▸ CHALLENGE
Your copy of the material must match it exactly, except that pictures are dropped.

[Dataset records]

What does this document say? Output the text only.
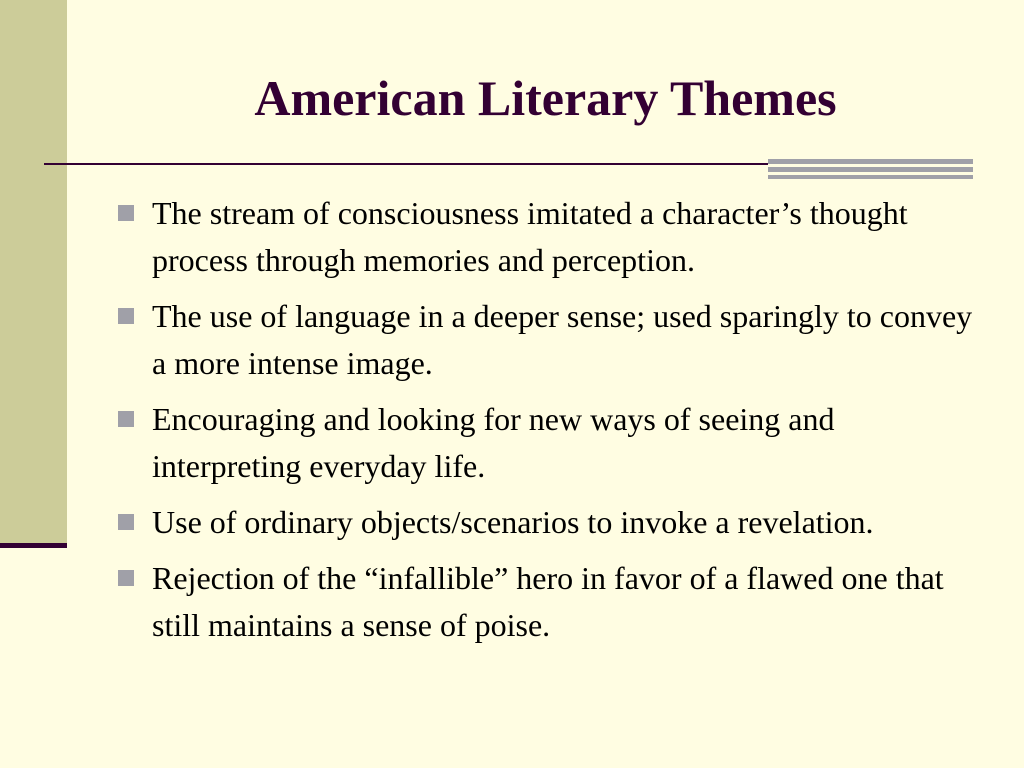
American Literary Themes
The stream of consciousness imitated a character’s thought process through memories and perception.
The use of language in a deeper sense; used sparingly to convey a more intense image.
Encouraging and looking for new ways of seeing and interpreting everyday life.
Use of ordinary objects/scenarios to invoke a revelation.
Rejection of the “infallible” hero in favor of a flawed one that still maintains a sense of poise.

▸ TASK RESPONSE
What does this document say? Output the text only.
American Literary Themes
The stream of consciousness imitated a character’s thought process through memories and perception.
The use of language in a deeper sense; used sparingly to convey a more intense image.
Encouraging and looking for new ways of seeing and interpreting everyday life.
Use of ordinary objects/scenarios to invoke a revelation.
Rejection of the “infallible” hero in favor of a flawed one that still maintains a sense of poise.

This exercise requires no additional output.